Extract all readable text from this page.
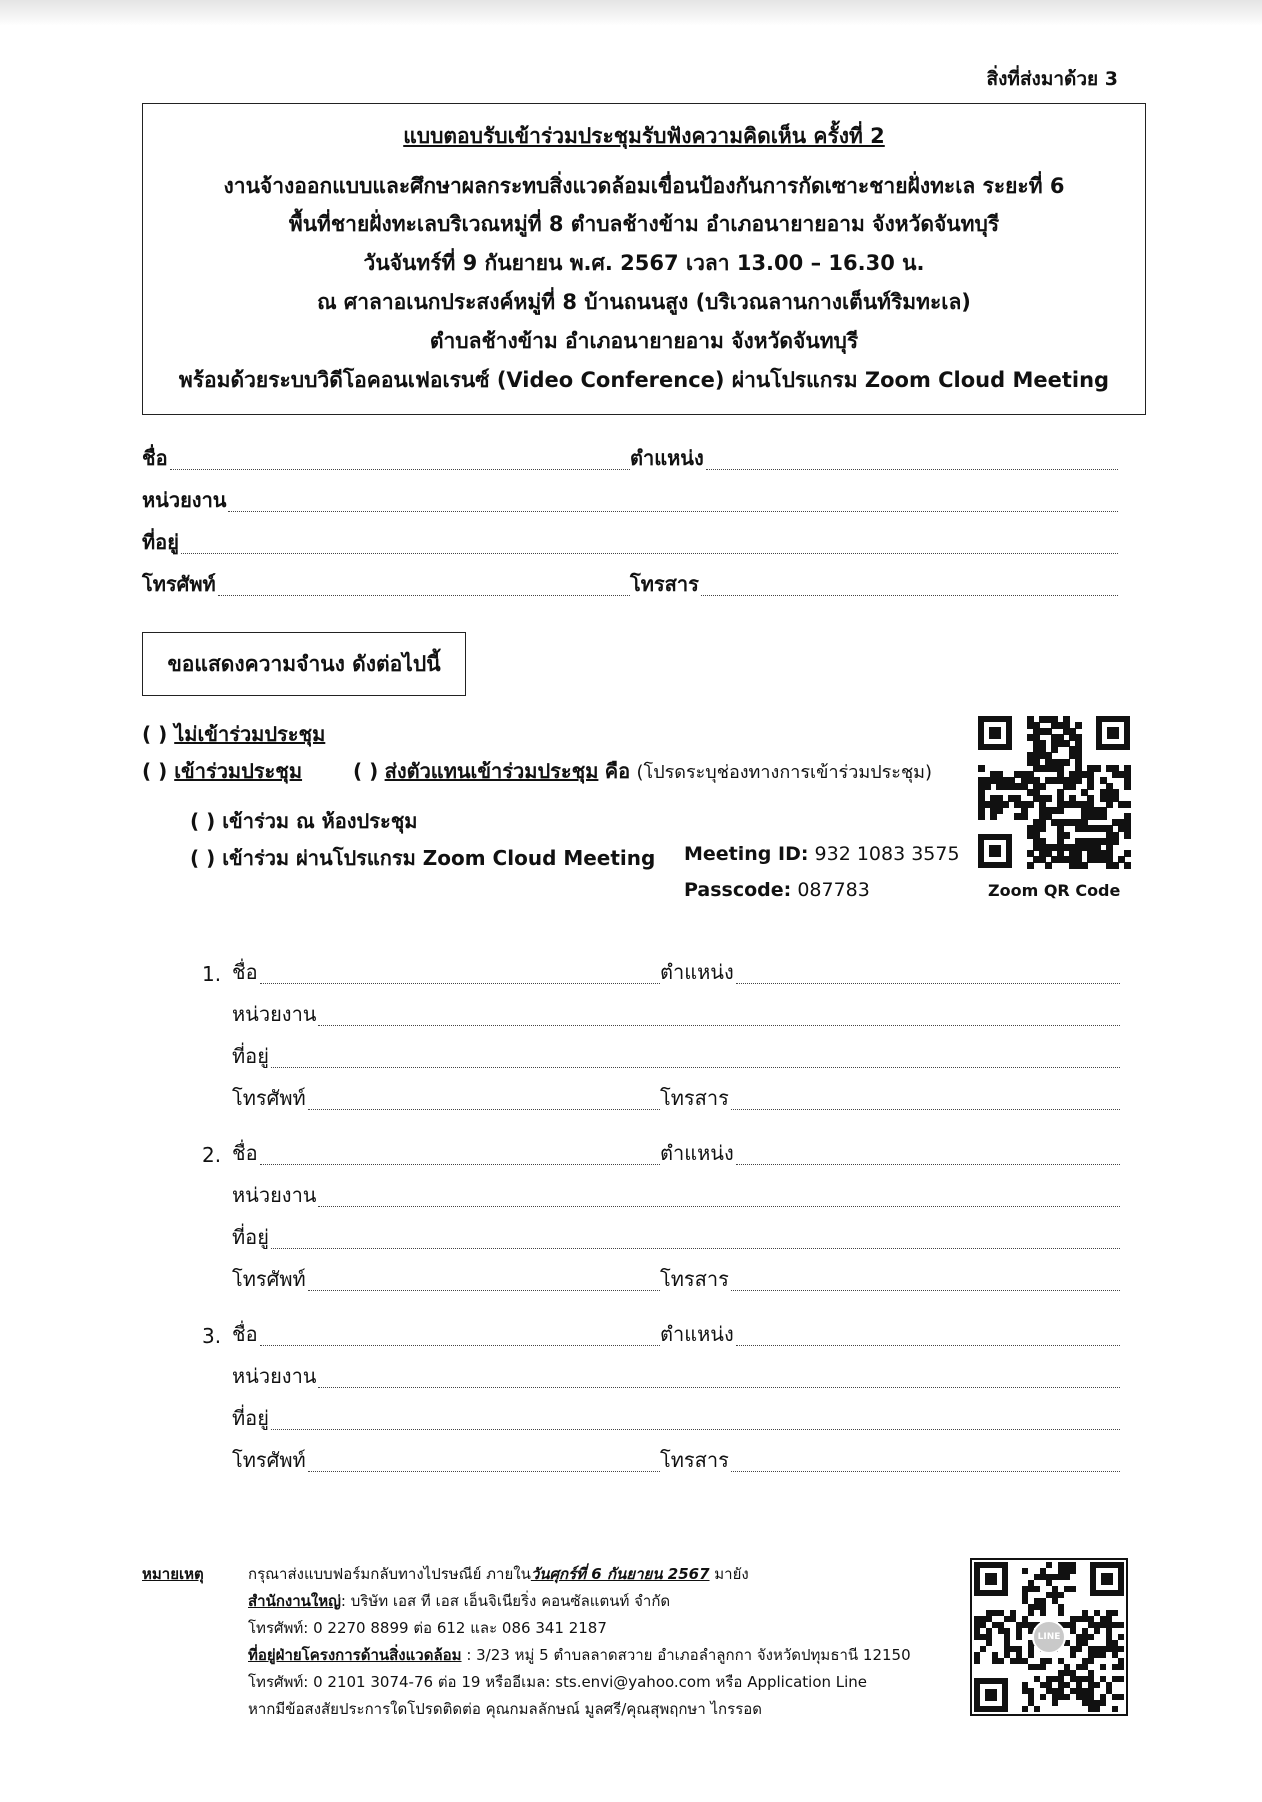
สิ่งที่ส่งมาด้วย 3
แบบตอบรับเข้าร่วมประชุมรับฟังความคิดเห็น ครั้งที่ 2
งานจ้างออกแบบและศึกษาผลกระทบสิ่งแวดล้อมเขื่อนป้องกันการกัดเซาะชายฝั่งทะเล ระยะที่ 6
พื้นที่ชายฝั่งทะเลบริเวณหมู่ที่ 8 ตำบลช้างข้าม อำเภอนายายอาม จังหวัดจันทบุรี
วันจันทร์ที่ 9 กันยายน พ.ศ. 2567 เวลา 13.00 – 16.30 น.
ณ ศาลาอเนกประสงค์หมู่ที่ 8 บ้านถนนสูง (บริเวณลานกางเต็นท์ริมทะเล)
ตำบลช้างข้าม อำเภอนายายอาม จังหวัดจันทบุรี
พร้อมด้วยระบบวิดีโอคอนเฟอเรนซ์ (Video Conference) ผ่านโปรแกรม Zoom Cloud Meeting
ชื่อ	ตำแหน่ง
หน่วยงาน
ที่อยู่
โทรศัพท์	โทรสาร
ขอแสดงความจำนง ดังต่อไปนี้
( ) ไม่เข้าร่วมประชุม
( ) เข้าร่วมประชุม	( ) ส่งตัวแทนเข้าร่วมประชุม คือ (โปรดระบุช่องทางการเข้าร่วมประชุม)
( ) เข้าร่วม ณ ห้องประชุม
( ) เข้าร่วม ผ่านโปรแกรม Zoom Cloud Meeting Meeting ID: 932 1083 3575
Passcode: 087783	Zoom QR Code
1. ชื่อ	ตำแหน่ง
หน่วยงาน
ที่อยู่
โทรศัพท์	โทรสาร
2. ชื่อ	ตำแหน่ง
หน่วยงาน
ที่อยู่
โทรศัพท์	โทรสาร
3. ชื่อ	ตำแหน่ง
หน่วยงาน
ที่อยู่
โทรศัพท์	โทรสาร
หมายเหตุ	กรุณาส่งแบบฟอร์มกลับทางไปรษณีย์ ภายในวันศุกร์ที่ 6 กันยายน 2567 มายัง
สำนักงานใหญ่: บริษัท เอส ที เอส เอ็นจิเนียริ่ง คอนซัลแตนท์ จำกัด
โทรศัพท์: 0 2270 8899 ต่อ 612 และ 086 341 2187
ที่อยู่ฝ่ายโครงการด้านสิ่งแวดล้อม : 3/23 หมู่ 5 ตำบลลาดสวาย อำเภอลำลูกกา จังหวัดปทุมธานี 12150
โทรศัพท์: 0 2101 3074-76 ต่อ 19 หรืออีเมล: sts.envi@yahoo.com หรือ Application Line
หากมีข้อสงสัยประการใดโปรดติดต่อ คุณกมลลักษณ์ มูลศรี/คุณสุพฤกษา ไกรรอด
LINE
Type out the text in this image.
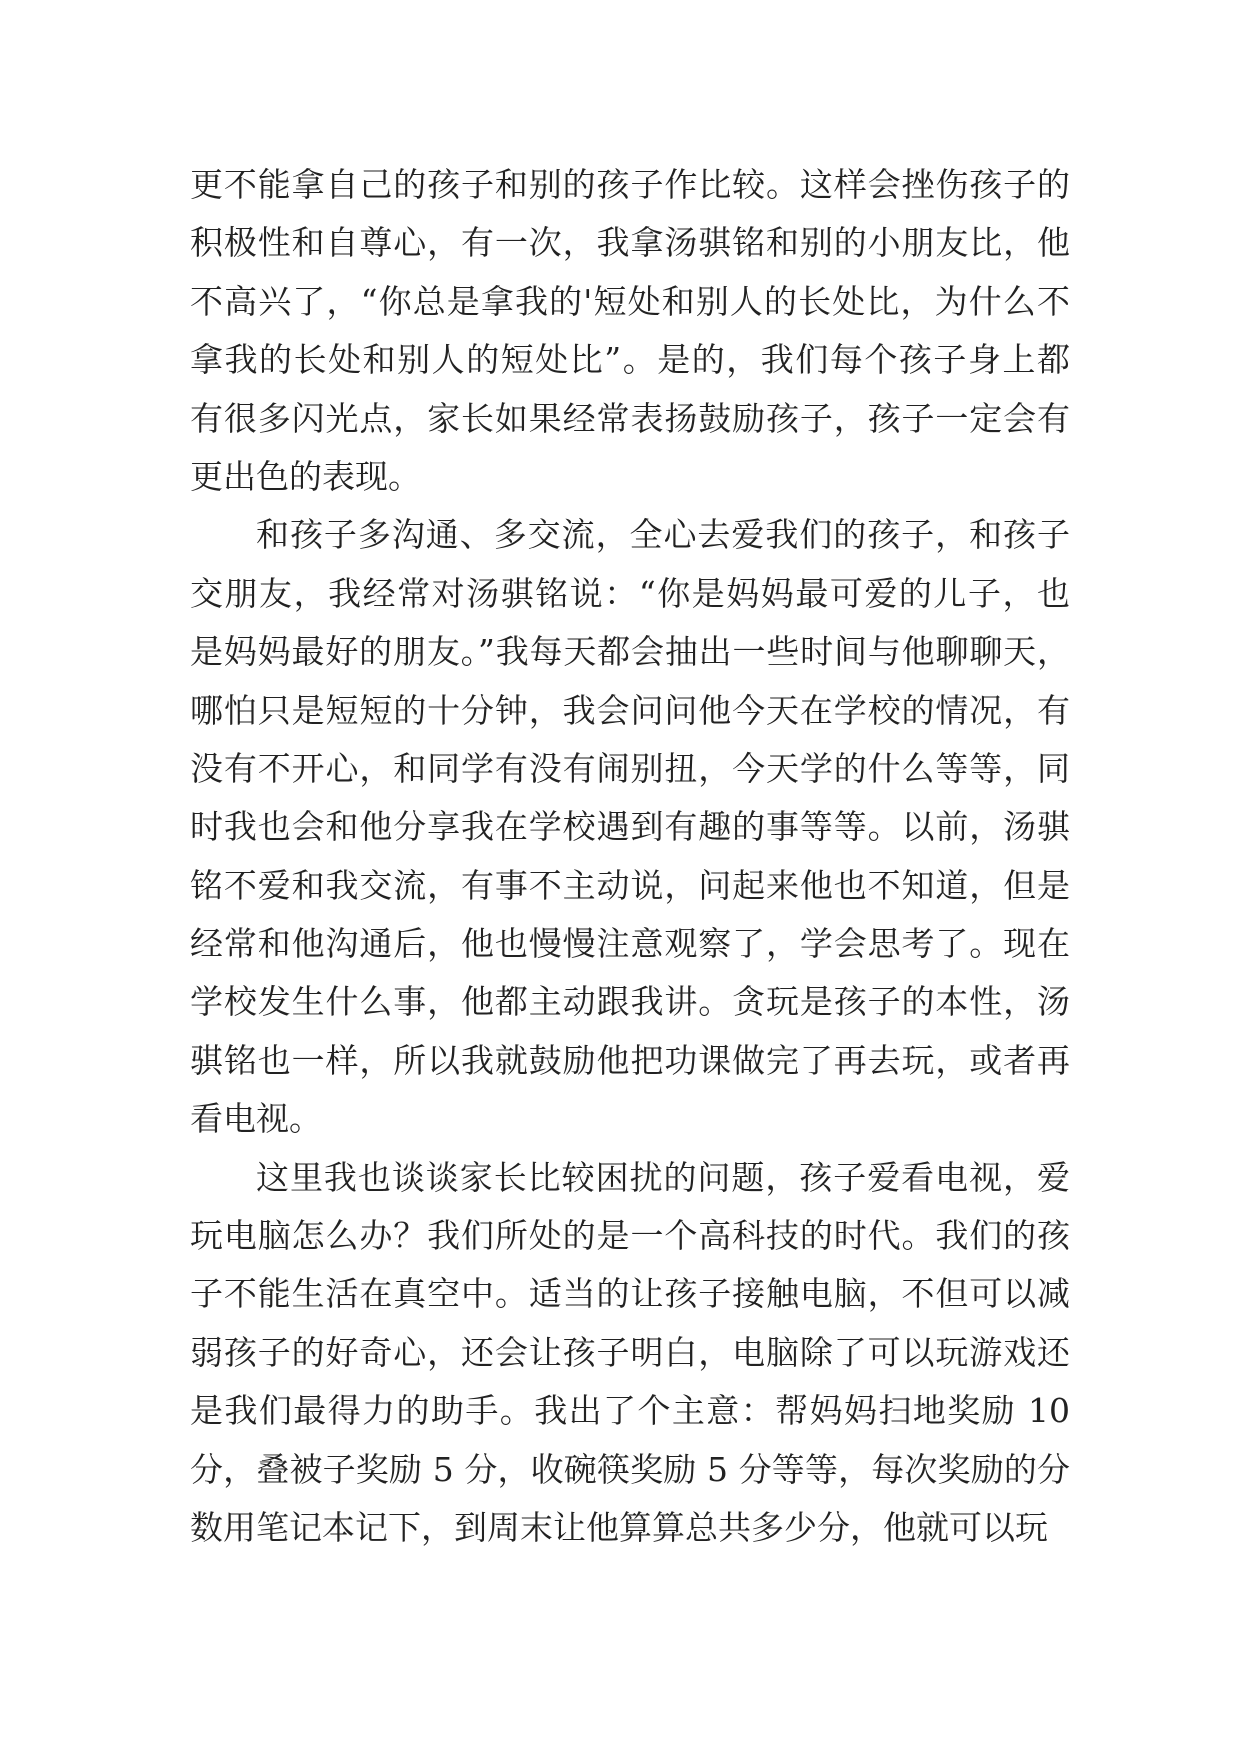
更不能拿自己的孩子和别的孩子作比较。这样会挫伤孩子的
积极性和自尊心，有一次，我拿汤骐铭和别的小朋友比，他
不高兴了，“你总是拿我的'短处和别人的长处比，为什么不
拿我的长处和别人的短处比”。是的，我们每个孩子身上都
有很多闪光点，家长如果经常表扬鼓励孩子，孩子一定会有
更出色的表现。
和孩子多沟通、多交流，全心去爱我们的孩子，和孩子
交朋友，我经常对汤骐铭说：“你是妈妈最可爱的儿子，也
是妈妈最好的朋友。”我每天都会抽出一些时间与他聊聊天，
哪怕只是短短的十分钟，我会问问他今天在学校的情况，有
没有不开心，和同学有没有闹别扭，今天学的什么等等，同
时我也会和他分享我在学校遇到有趣的事等等。以前，汤骐
铭不爱和我交流，有事不主动说，问起来他也不知道，但是
经常和他沟通后，他也慢慢注意观察了，学会思考了。现在
学校发生什么事，他都主动跟我讲。贪玩是孩子的本性，汤
骐铭也一样，所以我就鼓励他把功课做完了再去玩，或者再
看电视。
这里我也谈谈家长比较困扰的问题，孩子爱看电视，爱
玩电脑怎么办？我们所处的是一个高科技的时代。我们的孩
子不能生活在真空中。适当的让孩子接触电脑，不但可以减
弱孩子的好奇心，还会让孩子明白，电脑除了可以玩游戏还
是我们最得力的助手。我出了个主意：帮妈妈扫地奖励 10
分，叠被子奖励 5 分，收碗筷奖励 5 分等等，每次奖励的分
数用笔记本记下，到周末让他算算总共多少分，他就可以玩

+ + +

# What you have to do:
Filter the listing above for the string "Meeting" and copy every matching line.

# Expected answer:
พร้อมด้วยระบบวิดีโอคอนเฟอเรนซ์ (Video Conference) ผ่านโปรแกรม Zoom Cloud Meeting
( ) เข้าร่วม ผ่านโปรแกรม Zoom Cloud Meeting Meeting ID: 932 1083 3575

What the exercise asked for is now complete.